## START Data excerpts

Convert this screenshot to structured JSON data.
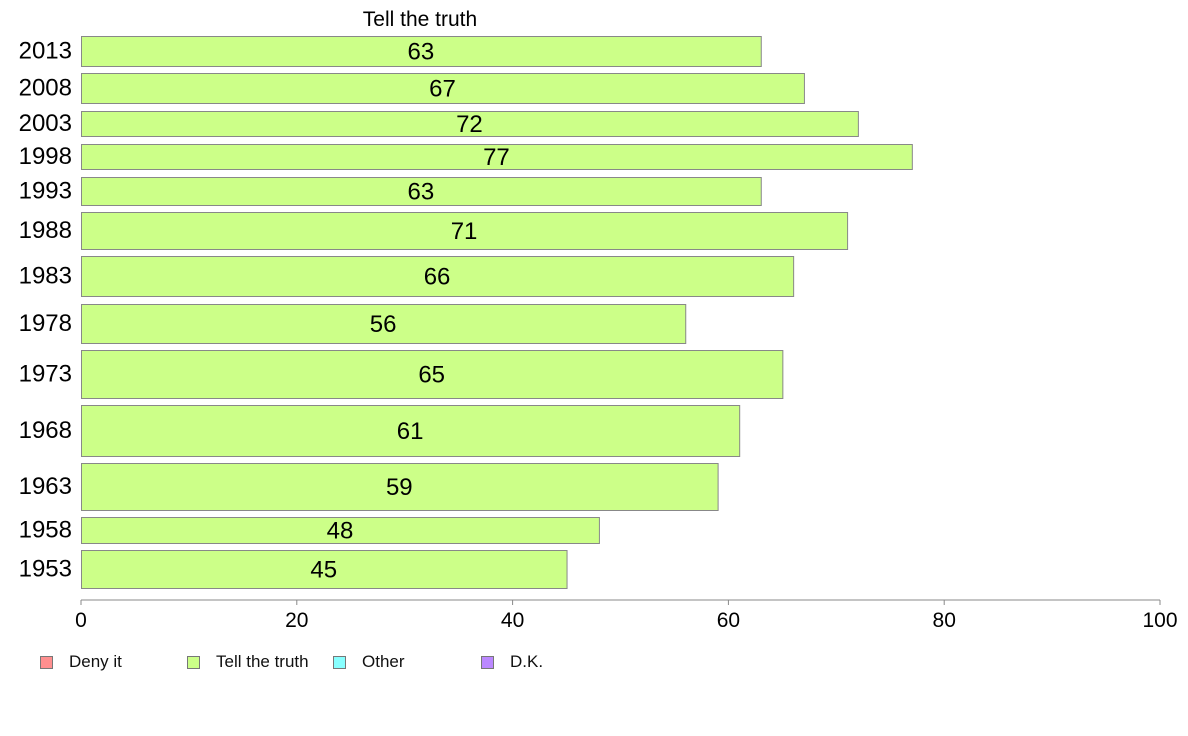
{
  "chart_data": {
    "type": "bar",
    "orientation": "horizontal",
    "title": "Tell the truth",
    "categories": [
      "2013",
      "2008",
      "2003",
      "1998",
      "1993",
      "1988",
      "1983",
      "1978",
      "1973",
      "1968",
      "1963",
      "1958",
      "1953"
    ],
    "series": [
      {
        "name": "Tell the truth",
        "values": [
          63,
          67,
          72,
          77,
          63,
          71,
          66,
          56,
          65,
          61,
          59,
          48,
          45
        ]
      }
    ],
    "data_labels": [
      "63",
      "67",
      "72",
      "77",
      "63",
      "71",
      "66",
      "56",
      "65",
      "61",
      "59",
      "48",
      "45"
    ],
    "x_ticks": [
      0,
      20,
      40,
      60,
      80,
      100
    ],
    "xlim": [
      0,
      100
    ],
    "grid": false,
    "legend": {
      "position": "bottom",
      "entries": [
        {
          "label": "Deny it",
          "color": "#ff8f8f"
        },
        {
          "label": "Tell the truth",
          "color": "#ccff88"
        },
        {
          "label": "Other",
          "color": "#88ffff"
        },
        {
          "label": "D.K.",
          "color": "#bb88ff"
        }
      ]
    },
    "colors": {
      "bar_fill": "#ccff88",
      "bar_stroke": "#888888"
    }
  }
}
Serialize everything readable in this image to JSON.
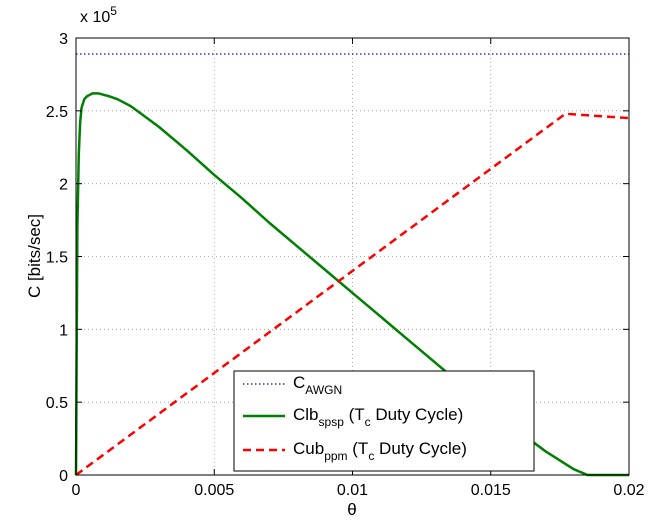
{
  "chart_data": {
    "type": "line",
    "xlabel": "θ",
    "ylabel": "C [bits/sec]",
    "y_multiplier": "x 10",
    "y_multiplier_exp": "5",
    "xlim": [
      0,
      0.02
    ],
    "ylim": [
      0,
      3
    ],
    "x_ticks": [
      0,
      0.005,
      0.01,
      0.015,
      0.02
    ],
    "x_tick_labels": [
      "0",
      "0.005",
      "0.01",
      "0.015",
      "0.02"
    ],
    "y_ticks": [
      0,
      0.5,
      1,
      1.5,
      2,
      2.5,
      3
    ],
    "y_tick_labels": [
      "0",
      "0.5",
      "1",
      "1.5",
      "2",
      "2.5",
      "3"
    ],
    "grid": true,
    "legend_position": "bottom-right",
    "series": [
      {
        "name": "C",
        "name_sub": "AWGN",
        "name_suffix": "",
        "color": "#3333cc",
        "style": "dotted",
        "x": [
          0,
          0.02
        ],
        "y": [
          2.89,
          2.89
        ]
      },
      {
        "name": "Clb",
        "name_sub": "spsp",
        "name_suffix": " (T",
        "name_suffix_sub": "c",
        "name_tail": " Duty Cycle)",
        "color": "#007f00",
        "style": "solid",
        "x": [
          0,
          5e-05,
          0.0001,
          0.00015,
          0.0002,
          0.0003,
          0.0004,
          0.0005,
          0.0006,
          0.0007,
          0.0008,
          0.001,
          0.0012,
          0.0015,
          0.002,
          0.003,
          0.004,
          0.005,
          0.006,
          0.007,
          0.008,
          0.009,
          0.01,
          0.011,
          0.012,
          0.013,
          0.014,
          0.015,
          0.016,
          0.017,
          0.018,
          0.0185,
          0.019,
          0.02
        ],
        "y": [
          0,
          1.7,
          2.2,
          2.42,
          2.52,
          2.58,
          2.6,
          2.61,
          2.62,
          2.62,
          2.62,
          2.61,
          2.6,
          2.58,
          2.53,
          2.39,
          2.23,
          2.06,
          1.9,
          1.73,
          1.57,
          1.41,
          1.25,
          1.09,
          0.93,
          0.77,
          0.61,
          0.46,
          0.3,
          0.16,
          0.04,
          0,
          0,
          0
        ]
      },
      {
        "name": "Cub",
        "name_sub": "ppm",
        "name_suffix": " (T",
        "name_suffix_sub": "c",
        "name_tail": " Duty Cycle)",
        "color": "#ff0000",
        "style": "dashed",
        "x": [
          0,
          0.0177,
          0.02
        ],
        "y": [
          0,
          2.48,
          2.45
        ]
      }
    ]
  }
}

## END Data excerpts

Find the string "bottom" in the entries above and return each line that holds it.

      "position": "bottom",
    "legend_position": "bottom-right",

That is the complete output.